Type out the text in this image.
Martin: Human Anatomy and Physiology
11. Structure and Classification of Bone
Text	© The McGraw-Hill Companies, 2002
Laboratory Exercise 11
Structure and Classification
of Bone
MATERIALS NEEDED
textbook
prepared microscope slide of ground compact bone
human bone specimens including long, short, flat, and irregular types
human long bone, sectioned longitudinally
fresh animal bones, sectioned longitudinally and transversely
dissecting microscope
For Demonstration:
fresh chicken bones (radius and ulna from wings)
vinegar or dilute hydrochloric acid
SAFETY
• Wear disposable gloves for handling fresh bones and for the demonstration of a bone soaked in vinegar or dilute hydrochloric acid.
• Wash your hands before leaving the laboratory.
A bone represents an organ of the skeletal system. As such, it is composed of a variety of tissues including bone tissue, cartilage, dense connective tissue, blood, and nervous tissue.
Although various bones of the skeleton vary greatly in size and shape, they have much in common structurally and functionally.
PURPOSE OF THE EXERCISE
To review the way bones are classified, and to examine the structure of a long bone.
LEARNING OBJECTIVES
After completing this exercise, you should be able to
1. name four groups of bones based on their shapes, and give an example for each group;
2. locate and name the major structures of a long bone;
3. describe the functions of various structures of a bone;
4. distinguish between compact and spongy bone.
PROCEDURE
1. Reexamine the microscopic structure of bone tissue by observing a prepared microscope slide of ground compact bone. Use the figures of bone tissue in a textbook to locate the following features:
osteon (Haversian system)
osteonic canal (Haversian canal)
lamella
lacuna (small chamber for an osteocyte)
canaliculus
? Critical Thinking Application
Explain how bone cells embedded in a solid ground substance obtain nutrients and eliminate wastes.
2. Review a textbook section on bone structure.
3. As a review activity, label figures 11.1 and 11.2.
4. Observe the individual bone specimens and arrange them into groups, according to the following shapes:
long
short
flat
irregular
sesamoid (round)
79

* What the exercise asks *
Wherever the string "compact" appears in the data above, copy the line it sits in.

* Written answer *
prepared microscope slide of ground compact bone
4. distinguish between compact and spongy bone.
1. Reexamine the microscopic structure of bone tissue by observing a prepared microscope slide of ground compact bone. Use the figures of bone tissue in a textbook to locate the following features:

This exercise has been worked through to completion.